Return a copy of every line in the records that includes the word "text".

## START Data shown

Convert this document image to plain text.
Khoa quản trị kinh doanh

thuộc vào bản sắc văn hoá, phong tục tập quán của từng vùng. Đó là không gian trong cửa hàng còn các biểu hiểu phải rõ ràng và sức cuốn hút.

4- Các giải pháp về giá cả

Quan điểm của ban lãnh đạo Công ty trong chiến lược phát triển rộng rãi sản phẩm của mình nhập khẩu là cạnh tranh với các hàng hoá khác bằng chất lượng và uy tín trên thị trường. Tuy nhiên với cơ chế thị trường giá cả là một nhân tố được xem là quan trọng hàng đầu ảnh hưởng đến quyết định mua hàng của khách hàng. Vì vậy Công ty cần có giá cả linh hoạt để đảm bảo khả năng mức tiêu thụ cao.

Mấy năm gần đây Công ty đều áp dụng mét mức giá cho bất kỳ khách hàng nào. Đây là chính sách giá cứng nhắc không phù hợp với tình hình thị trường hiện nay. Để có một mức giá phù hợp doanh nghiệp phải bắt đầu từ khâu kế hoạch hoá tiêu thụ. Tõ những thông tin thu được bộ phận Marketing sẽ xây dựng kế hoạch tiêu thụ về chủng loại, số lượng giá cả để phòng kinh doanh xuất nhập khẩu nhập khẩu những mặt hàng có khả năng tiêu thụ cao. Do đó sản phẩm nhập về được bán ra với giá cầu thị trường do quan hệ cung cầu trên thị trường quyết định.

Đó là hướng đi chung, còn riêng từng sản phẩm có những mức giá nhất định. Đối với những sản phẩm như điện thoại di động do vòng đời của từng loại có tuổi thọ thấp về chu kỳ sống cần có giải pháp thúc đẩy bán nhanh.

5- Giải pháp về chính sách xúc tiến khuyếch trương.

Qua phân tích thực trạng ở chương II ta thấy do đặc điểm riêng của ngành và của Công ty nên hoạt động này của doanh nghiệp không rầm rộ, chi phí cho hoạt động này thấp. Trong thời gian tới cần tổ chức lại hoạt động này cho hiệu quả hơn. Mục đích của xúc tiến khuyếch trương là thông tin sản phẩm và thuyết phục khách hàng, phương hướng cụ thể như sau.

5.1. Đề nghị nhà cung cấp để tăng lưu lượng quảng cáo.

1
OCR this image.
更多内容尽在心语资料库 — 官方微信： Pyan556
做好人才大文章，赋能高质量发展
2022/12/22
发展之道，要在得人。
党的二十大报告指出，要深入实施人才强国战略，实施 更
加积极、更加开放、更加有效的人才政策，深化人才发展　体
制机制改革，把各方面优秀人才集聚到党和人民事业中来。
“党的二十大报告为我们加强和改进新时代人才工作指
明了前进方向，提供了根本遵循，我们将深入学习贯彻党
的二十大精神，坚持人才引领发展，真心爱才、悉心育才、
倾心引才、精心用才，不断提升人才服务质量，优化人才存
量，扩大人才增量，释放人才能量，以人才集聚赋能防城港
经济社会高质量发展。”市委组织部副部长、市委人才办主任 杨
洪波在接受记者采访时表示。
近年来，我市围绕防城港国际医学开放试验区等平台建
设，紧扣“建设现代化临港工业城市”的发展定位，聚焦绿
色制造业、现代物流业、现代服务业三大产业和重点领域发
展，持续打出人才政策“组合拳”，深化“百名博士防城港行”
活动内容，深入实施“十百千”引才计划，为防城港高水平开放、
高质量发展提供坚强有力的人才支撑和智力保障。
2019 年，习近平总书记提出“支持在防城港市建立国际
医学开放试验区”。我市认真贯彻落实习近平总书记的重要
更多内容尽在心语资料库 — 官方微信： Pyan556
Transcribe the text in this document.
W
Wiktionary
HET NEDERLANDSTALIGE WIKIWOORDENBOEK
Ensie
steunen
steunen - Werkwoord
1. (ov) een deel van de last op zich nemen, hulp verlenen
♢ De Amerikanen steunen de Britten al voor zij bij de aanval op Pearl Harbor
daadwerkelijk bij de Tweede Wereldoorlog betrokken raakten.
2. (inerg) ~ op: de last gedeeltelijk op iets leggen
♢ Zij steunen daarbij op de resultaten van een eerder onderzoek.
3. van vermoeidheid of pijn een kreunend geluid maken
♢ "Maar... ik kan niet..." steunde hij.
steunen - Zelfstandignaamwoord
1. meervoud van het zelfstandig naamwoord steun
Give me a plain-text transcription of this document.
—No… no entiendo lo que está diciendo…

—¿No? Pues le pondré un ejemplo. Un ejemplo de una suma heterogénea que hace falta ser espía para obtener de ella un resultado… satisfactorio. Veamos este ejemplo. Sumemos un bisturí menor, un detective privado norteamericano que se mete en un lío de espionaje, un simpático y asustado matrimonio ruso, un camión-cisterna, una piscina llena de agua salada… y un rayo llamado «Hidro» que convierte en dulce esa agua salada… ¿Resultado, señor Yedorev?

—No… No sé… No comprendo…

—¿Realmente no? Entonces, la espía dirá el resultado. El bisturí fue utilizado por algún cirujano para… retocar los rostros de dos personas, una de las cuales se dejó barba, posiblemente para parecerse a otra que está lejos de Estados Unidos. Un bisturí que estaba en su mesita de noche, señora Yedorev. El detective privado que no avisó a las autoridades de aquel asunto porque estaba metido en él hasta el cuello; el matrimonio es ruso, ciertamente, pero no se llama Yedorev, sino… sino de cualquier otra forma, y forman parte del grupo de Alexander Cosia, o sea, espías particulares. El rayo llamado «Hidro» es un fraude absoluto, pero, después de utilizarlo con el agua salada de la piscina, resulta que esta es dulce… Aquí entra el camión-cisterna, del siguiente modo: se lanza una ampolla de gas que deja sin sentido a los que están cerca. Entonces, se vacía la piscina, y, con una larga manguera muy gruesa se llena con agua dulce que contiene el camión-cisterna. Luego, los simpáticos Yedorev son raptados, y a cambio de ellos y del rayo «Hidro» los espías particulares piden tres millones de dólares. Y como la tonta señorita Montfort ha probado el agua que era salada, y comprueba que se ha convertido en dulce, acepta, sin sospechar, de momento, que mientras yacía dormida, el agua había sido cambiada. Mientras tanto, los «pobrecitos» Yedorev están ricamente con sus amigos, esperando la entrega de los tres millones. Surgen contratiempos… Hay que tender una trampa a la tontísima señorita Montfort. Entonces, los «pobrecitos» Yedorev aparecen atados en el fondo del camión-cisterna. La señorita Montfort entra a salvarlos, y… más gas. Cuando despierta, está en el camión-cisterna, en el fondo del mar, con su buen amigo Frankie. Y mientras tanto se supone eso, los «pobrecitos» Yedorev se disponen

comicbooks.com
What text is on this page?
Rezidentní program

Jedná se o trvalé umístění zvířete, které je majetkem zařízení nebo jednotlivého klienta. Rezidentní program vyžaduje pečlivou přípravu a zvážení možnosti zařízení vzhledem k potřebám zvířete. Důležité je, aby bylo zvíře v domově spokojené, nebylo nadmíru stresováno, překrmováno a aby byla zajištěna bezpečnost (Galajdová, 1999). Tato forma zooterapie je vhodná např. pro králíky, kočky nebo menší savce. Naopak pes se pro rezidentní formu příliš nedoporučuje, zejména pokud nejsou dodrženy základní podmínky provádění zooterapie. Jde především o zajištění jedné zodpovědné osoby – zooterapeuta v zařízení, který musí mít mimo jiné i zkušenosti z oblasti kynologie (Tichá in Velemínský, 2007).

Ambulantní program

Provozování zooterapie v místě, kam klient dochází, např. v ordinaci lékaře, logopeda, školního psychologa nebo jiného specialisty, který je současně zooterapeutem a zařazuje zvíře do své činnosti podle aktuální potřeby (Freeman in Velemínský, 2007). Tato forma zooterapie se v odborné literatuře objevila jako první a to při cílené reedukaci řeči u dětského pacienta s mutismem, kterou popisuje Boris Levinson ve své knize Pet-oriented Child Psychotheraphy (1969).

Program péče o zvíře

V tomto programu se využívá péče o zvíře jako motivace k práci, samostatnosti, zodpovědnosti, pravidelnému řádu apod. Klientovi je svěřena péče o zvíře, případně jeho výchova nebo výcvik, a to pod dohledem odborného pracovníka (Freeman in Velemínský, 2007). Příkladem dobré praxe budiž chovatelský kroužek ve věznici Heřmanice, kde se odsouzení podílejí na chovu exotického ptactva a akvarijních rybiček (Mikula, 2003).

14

## END Data shown

• [Written response]:
Convert this document image to plain text.
Transcribe the text in this document.
Give me a plain-text transcription of this document.
What text is on this page?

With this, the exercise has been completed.